WORK TO DO: Find the lines below that contain the word "client" and count them. Only the number should be given.

SUPPLIED INFORMATION:
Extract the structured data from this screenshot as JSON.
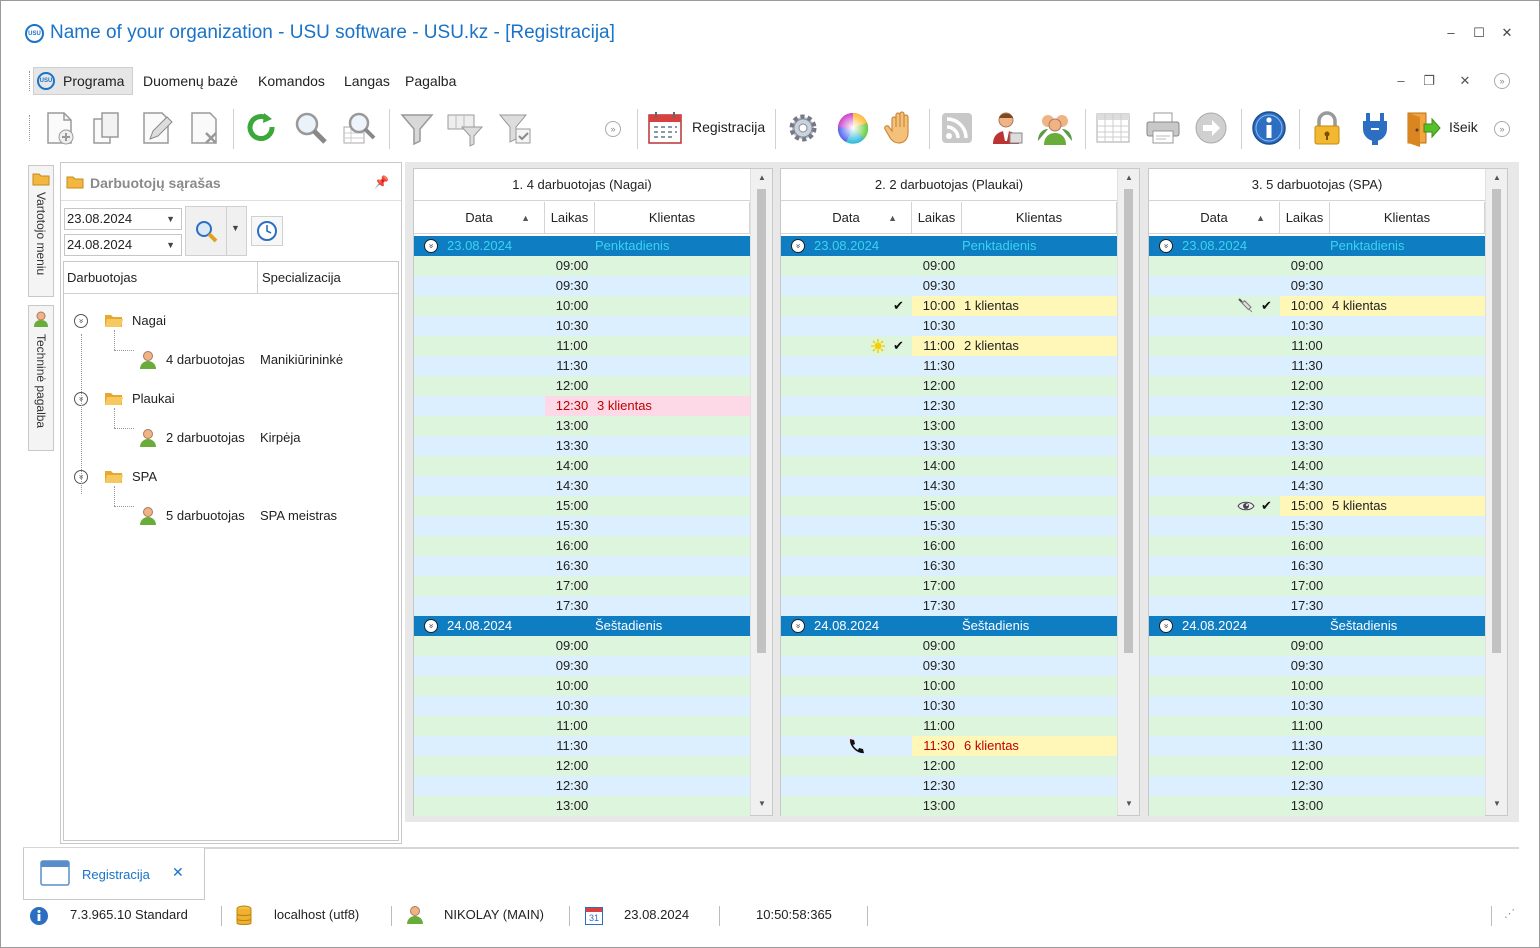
{
  "window": {
    "title": "Name of your organization - USU software - USU.kz - [Registracija]",
    "logo": "USU",
    "minimize": "–",
    "maximize": "☐",
    "close": "✕"
  },
  "menu": {
    "items": [
      "Programa",
      "Duomenų bazė",
      "Komandos",
      "Langas",
      "Pagalba"
    ],
    "mdi_min": "–",
    "mdi_restore": "❐",
    "mdi_close": "✕"
  },
  "toolbar": {
    "registracija_label": "Registracija",
    "exit_label": "Išeik"
  },
  "vtabs": [
    "Vartotojo meniu",
    "Techninė pagalba"
  ],
  "left_panel": {
    "title": "Darbuotojų sąrašas",
    "date_from": "23.08.2024",
    "date_to": "24.08.2024",
    "columns": [
      "Darbuotojas",
      "Specializacija"
    ],
    "groups": [
      {
        "name": "Nagai",
        "employee": "4 darbuotojas",
        "spec": "Manikiūrininkė"
      },
      {
        "name": "Plaukai",
        "employee": "2 darbuotojas",
        "spec": "Kirpėja"
      },
      {
        "name": "SPA",
        "employee": "5 darbuotojas",
        "spec": "SPA meistras"
      }
    ]
  },
  "schedule": {
    "col_data": "Data",
    "col_laikas": "Laikas",
    "col_klientas": "Klientas",
    "days": [
      {
        "date": "23.08.2024",
        "name": "Penktadienis",
        "times": [
          "09:00",
          "09:30",
          "10:00",
          "10:30",
          "11:00",
          "11:30",
          "12:00",
          "12:30",
          "13:00",
          "13:30",
          "14:00",
          "14:30",
          "15:00",
          "15:30",
          "16:00",
          "16:30",
          "17:00",
          "17:30"
        ]
      },
      {
        "date": "24.08.2024",
        "name": "Šeštadienis",
        "times": [
          "09:00",
          "09:30",
          "10:00",
          "10:30",
          "11:00",
          "11:30",
          "12:00",
          "12:30",
          "13:00"
        ]
      }
    ],
    "panes": [
      {
        "title": "1. 4 darbuotojas (Nagai)",
        "bookings": [
          {
            "day": 0,
            "time": "12:30",
            "client": "3 klientas",
            "style": "pink",
            "check": false,
            "icon": ""
          }
        ]
      },
      {
        "title": "2. 2 darbuotojas (Plaukai)",
        "bookings": [
          {
            "day": 0,
            "time": "10:00",
            "client": "1 klientas",
            "style": "yellow",
            "check": true,
            "icon": ""
          },
          {
            "day": 0,
            "time": "11:00",
            "client": "2 klientas",
            "style": "yellow",
            "check": true,
            "icon": "sun-icon"
          },
          {
            "day": 1,
            "time": "11:30",
            "client": "6 klientas",
            "style": "yellow-red",
            "check": false,
            "icon": "phone-icon"
          }
        ]
      },
      {
        "title": "3. 5 darbuotojas (SPA)",
        "bookings": [
          {
            "day": 0,
            "time": "10:00",
            "client": "4 klientas",
            "style": "yellow",
            "check": true,
            "icon": "syringe-icon"
          },
          {
            "day": 0,
            "time": "15:00",
            "client": "5 klientas",
            "style": "yellow",
            "check": true,
            "icon": "eye-icon"
          }
        ]
      }
    ]
  },
  "bottom_tab": {
    "label": "Registracija",
    "close": "✕"
  },
  "status": {
    "version": "7.3.965.10 Standard",
    "db": "localhost (utf8)",
    "user": "NIKOLAY (MAIN)",
    "date": "23.08.2024",
    "time": "10:50:58:365",
    "calendar_day": "31"
  },
  "colors": {
    "accent": "#1a73c8",
    "day_row": "#0f7dc2",
    "row_green": "#ddf5dd",
    "row_blue": "#dcefff",
    "booking_yellow": "#fff7b8",
    "booking_pink": "#fdd8e6",
    "booking_red_text": "#c00000"
  }
}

RESPONSE TO THIS TASK: 6